Check every line of the data below for the string "Proverbios", and copy the ones that hold it.

>> Start Dataset extract

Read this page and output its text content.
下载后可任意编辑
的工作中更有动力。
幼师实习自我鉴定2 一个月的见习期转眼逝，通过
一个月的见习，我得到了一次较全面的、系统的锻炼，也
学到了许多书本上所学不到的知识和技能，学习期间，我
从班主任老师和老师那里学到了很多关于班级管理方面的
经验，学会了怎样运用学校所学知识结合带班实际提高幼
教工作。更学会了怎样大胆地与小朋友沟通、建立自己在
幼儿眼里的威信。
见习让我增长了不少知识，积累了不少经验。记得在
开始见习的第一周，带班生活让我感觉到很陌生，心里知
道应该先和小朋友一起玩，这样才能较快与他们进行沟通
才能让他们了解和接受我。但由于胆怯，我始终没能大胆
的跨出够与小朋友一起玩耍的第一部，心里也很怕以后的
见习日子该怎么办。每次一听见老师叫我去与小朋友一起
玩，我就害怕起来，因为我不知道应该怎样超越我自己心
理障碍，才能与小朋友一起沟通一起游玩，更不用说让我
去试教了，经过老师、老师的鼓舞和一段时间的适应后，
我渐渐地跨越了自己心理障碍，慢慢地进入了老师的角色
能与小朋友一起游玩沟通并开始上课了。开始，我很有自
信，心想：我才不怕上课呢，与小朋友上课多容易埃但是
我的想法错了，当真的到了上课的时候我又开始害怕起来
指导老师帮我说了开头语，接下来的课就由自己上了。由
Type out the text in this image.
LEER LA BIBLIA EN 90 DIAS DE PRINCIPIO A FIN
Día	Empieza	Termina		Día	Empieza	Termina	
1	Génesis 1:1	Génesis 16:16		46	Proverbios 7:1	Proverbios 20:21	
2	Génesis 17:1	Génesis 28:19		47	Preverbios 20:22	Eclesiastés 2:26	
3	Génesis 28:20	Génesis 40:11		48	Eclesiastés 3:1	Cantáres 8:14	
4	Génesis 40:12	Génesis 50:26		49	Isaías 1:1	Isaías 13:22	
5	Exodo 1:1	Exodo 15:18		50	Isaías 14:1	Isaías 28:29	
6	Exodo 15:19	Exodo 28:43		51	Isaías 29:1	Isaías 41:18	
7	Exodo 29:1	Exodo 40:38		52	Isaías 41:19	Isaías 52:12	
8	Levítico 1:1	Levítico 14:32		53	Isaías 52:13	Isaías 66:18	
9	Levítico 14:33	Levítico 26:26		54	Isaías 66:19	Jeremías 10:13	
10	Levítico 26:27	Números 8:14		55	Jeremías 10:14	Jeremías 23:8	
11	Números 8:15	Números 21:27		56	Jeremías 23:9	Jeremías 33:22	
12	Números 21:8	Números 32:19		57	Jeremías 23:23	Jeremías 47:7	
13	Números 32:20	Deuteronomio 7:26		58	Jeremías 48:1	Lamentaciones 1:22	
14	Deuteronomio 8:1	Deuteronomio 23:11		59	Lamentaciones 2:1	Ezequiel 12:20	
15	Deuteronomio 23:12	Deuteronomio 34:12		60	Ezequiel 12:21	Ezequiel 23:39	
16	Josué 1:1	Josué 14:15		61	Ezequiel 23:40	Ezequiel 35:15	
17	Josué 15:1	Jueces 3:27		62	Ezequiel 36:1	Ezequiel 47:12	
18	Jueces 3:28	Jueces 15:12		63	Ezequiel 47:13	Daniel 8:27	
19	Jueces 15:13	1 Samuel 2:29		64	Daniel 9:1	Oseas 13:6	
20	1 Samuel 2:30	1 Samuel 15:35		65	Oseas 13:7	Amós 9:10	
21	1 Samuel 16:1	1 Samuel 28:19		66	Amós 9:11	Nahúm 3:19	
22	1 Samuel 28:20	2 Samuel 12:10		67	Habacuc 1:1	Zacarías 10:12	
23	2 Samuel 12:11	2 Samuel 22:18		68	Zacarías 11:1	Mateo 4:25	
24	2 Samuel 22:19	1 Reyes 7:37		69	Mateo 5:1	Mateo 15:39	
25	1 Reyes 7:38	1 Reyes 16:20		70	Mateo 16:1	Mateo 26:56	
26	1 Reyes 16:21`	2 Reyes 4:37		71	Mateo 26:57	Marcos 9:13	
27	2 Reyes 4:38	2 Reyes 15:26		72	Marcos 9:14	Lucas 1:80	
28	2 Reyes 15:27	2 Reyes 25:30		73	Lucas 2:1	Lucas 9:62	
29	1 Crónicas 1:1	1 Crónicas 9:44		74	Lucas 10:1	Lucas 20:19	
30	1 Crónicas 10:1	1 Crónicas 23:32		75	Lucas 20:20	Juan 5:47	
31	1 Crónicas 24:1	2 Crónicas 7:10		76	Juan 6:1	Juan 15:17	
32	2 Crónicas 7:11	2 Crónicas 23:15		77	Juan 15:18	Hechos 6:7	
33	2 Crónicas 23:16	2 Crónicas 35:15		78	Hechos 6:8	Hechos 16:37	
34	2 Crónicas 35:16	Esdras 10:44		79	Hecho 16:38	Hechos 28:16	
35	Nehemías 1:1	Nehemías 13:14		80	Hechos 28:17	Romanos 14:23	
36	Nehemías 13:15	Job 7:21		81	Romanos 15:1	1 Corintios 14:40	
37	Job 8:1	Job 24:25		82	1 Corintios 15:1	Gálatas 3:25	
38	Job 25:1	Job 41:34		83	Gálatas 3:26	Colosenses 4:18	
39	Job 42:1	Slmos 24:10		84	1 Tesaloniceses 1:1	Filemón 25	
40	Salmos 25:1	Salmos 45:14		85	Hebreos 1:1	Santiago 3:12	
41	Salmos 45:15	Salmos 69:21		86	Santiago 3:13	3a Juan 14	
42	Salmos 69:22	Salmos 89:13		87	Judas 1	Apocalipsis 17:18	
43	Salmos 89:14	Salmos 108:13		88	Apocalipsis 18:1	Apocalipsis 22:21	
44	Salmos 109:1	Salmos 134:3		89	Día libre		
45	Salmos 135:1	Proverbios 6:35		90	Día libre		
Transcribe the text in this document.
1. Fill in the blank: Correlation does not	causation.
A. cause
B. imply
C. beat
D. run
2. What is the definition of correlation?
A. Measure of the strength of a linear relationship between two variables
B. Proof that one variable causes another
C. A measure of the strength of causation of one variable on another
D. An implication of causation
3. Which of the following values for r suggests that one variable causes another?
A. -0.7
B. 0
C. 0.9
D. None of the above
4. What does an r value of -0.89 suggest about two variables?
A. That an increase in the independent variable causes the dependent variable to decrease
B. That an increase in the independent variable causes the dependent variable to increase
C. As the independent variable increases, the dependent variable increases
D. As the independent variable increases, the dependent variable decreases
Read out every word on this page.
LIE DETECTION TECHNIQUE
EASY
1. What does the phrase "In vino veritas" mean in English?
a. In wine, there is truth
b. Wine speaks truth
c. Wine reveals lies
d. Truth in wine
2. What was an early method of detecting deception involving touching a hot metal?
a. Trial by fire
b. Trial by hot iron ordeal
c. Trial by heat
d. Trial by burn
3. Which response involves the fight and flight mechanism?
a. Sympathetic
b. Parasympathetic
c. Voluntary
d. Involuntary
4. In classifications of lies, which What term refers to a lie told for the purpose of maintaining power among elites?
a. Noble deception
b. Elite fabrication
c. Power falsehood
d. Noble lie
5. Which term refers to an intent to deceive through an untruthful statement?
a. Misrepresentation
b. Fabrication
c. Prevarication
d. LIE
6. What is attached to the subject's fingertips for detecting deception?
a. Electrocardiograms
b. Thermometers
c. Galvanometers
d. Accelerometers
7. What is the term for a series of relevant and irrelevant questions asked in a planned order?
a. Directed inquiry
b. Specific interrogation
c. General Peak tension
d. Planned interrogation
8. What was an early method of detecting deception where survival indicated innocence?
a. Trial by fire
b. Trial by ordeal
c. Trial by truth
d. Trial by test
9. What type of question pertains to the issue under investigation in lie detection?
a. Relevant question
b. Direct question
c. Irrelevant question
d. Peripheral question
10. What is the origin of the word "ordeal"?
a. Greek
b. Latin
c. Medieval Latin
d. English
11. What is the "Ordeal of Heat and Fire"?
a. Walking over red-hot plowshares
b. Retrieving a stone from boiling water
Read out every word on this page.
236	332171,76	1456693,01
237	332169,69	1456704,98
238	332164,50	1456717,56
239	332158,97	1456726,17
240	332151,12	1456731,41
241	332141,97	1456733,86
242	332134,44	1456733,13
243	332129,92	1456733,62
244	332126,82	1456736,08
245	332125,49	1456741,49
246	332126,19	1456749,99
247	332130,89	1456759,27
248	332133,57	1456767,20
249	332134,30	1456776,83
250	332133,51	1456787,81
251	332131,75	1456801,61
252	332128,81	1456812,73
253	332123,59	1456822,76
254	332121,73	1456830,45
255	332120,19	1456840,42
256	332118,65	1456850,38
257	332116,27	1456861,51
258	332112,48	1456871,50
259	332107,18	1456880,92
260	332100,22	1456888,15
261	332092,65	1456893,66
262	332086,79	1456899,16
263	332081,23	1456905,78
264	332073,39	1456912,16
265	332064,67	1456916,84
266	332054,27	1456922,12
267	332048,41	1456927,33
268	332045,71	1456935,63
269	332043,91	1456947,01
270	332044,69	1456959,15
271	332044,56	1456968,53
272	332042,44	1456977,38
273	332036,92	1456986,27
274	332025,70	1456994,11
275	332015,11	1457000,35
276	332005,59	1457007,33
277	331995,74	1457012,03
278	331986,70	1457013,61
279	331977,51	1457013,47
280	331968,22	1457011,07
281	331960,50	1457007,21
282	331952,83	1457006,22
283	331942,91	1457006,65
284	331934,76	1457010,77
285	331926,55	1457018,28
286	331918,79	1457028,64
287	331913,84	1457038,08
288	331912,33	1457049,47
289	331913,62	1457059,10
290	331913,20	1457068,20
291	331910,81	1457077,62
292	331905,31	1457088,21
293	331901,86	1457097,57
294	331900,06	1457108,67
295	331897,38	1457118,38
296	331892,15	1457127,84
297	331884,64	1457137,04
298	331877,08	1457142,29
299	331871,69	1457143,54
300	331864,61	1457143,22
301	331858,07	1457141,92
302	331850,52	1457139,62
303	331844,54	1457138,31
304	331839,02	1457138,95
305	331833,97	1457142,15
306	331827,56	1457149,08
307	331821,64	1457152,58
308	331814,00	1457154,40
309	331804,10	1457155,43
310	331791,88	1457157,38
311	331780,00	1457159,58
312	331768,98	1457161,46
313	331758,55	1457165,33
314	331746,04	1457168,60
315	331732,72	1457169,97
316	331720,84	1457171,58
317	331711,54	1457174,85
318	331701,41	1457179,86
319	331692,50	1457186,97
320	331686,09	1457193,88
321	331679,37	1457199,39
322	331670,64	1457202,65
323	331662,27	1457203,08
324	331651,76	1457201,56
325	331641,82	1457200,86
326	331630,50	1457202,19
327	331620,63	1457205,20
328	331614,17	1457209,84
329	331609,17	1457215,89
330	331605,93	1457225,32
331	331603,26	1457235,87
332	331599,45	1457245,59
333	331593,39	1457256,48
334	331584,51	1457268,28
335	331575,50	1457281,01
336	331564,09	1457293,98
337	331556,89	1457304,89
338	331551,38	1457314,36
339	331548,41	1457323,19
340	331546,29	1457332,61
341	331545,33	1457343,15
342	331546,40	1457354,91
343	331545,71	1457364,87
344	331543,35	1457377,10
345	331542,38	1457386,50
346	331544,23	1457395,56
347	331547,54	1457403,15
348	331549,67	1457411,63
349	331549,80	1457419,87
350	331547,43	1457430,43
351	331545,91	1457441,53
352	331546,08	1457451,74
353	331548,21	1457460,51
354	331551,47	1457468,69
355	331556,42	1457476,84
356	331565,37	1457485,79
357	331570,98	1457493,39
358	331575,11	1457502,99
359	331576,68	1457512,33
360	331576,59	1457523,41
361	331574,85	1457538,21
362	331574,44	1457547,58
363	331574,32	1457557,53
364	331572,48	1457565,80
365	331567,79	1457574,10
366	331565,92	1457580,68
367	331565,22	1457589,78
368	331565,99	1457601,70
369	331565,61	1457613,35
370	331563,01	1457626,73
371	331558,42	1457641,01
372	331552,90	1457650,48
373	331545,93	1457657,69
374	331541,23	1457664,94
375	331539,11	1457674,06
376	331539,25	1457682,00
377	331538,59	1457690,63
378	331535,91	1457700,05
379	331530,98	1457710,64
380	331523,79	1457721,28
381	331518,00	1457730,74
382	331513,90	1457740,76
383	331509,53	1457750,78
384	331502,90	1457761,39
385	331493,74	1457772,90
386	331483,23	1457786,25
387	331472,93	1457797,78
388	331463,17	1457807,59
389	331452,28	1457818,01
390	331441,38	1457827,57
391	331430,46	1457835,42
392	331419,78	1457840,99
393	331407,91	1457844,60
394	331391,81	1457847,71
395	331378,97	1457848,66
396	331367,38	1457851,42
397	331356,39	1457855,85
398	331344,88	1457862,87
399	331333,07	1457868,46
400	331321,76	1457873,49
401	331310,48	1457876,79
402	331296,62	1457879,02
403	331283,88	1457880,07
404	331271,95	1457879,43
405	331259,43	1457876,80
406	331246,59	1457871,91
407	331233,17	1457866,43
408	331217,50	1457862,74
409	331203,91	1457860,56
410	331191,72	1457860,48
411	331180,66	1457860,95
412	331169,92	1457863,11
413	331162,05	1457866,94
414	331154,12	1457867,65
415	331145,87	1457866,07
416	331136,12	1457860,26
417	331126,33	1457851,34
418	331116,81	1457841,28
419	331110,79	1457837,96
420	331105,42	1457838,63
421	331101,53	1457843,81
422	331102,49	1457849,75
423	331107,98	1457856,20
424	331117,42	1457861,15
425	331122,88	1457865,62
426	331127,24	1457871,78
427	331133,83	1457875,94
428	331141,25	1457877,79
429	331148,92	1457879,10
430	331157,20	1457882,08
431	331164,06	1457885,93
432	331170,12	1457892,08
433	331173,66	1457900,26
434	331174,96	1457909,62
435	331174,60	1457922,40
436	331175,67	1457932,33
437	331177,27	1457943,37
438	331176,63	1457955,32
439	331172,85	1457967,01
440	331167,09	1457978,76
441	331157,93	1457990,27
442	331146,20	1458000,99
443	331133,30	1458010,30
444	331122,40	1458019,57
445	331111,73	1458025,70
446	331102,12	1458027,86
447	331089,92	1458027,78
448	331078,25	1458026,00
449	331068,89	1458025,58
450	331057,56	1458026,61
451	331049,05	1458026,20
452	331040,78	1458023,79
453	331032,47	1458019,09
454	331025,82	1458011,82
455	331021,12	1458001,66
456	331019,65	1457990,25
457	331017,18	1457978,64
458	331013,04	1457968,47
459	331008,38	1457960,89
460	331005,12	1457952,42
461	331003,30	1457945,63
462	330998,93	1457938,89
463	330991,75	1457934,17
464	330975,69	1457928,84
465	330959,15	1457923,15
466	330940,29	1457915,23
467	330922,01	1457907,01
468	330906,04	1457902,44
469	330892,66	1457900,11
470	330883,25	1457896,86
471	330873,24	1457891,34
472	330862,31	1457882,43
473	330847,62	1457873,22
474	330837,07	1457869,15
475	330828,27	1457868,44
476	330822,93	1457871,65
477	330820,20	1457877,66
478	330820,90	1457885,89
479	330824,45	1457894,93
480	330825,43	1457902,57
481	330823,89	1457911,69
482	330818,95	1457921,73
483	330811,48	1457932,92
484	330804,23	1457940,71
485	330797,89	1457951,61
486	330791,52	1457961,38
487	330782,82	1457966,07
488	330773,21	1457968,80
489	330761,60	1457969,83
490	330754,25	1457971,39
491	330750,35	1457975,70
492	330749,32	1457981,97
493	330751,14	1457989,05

>> End Dataset extract

# Written solution
1	Génesis 1:1	Génesis 16:16		46	Proverbios 7:1	Proverbios 20:21	
45	Salmos 135:1	Proverbios 6:35		90	Día libre		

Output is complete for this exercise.